Task to complete =>
Every line of the listing must be reproduced as it stands. Leave the images behind.
## begin
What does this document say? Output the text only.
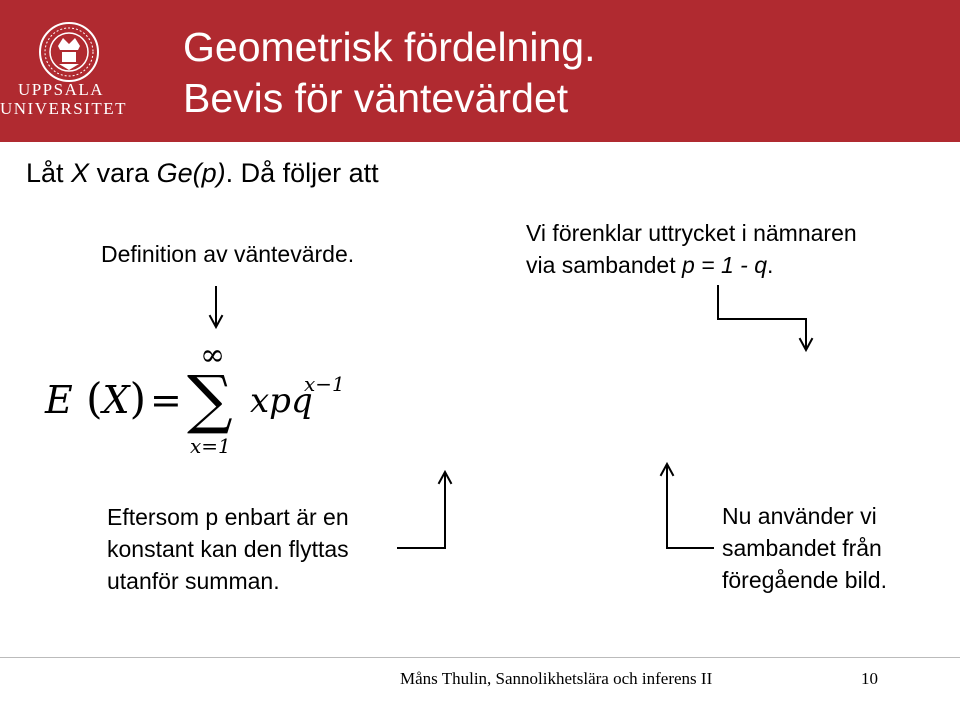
UPPSALA
UNIVERSITET
Geometrisk fördelning.
Bevis för väntevärdet
Låt X vara Ge(p). Då följer att
Definition av väntevärde.
Vi förenklar uttrycket i nämnaren
via sambandet p = 1 - q.
E (X) =
∞
∑
x=1
xpq
x−1
Eftersom p enbart är en
konstant kan den flyttas
utanför summan.
Nu använder vi
sambandet från
föregående bild.
Måns Thulin, Sannolikhetslära och inferens II	10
## end
Response to the exercise =>
What does this document say? Output the text only.
UPPSALA
UNIVERSITET
Geometrisk fördelning.
Bevis för väntevärdet
Låt X vara Ge(p). Då följer att
Definition av väntevärde.
Vi förenklar uttrycket i nämnaren
via sambandet p = 1 - q.
E (X) =
∞
∑
x=1
xpq
x−1
Eftersom p enbart är en
konstant kan den flyttas
utanför summan.
Nu använder vi
sambandet från
föregående bild.
Måns Thulin, Sannolikhetslära och inferens II	10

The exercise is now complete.